[start Exercise materials]

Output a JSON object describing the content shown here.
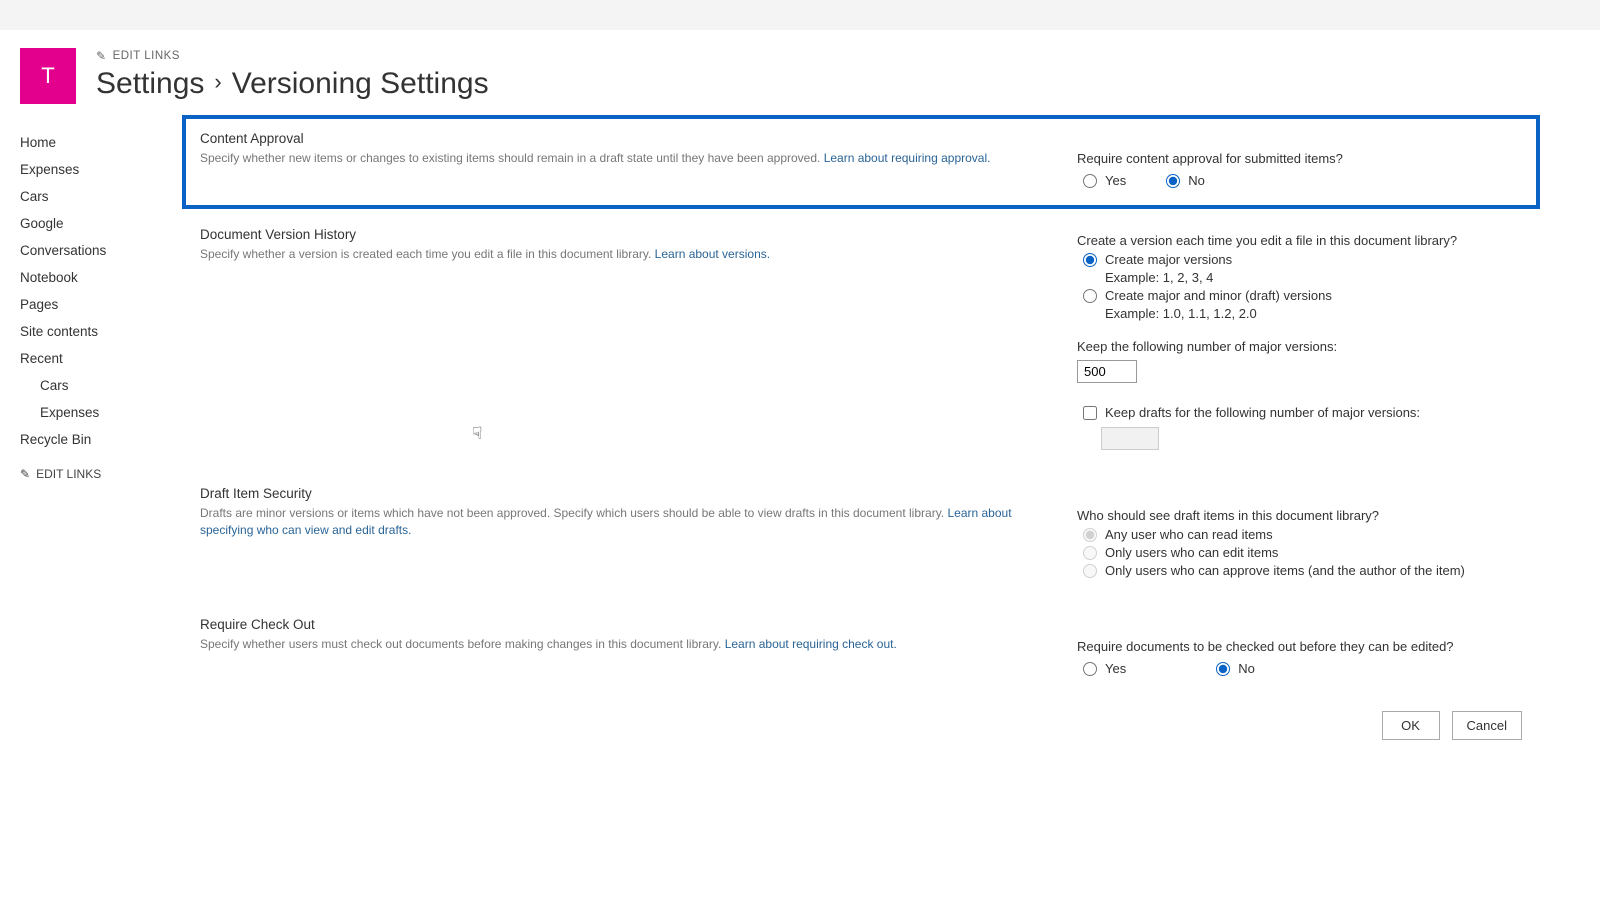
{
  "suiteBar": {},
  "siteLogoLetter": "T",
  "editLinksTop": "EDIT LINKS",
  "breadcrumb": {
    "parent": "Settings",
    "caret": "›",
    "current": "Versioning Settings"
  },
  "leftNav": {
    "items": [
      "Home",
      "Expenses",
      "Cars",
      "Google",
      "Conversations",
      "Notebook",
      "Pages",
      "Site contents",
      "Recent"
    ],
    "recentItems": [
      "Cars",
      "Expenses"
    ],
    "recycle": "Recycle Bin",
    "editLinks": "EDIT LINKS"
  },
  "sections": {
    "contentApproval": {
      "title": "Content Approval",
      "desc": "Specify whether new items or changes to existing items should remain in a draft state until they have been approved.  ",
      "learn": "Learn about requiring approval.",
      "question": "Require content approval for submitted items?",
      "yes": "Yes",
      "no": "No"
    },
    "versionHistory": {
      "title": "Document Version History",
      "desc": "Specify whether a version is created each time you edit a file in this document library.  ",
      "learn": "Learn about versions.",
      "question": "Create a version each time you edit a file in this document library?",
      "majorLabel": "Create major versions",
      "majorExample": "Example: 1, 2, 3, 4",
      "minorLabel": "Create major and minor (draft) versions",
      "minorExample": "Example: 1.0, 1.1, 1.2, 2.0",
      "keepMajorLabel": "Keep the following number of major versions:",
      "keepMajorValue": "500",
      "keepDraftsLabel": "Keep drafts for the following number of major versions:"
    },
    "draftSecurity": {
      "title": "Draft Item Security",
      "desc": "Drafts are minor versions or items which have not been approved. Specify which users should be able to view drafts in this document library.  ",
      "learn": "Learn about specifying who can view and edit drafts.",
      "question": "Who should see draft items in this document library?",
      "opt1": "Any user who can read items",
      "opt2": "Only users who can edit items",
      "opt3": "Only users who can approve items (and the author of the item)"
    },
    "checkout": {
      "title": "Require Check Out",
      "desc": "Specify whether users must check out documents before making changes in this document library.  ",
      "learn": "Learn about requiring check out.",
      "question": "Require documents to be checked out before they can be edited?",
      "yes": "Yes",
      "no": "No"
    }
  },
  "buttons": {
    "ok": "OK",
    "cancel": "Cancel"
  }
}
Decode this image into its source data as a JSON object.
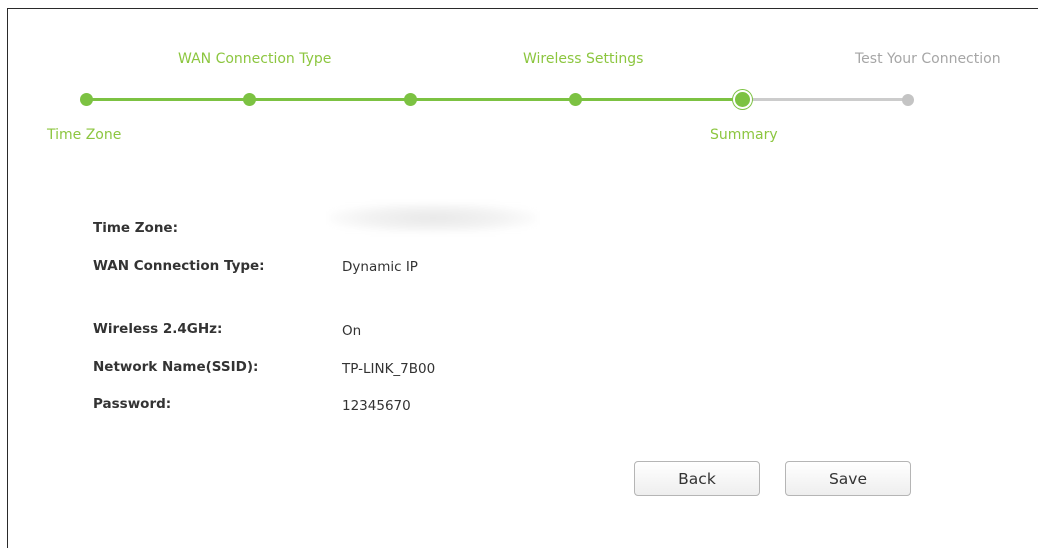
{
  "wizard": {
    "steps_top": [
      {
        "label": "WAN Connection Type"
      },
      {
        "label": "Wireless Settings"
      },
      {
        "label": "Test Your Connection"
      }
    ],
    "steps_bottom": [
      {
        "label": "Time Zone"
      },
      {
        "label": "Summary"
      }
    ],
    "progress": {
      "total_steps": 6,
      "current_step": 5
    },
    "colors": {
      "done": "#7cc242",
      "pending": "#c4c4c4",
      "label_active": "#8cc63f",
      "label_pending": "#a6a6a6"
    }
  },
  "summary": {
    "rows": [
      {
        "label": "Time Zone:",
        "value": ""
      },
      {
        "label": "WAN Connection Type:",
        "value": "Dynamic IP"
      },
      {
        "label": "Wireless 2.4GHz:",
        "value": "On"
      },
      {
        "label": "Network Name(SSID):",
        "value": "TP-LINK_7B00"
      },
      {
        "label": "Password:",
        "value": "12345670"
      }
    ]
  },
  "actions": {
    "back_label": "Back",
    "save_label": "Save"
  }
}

[end Exercise materials]

[Task to complete]
Go through the preceding material and copy each line that has the word "file".

[Expected output]
      "desc": "Specify whether a version is created each time you edit a file in this document library.  ",
      "question": "Create a version each time you edit a file in this document library?",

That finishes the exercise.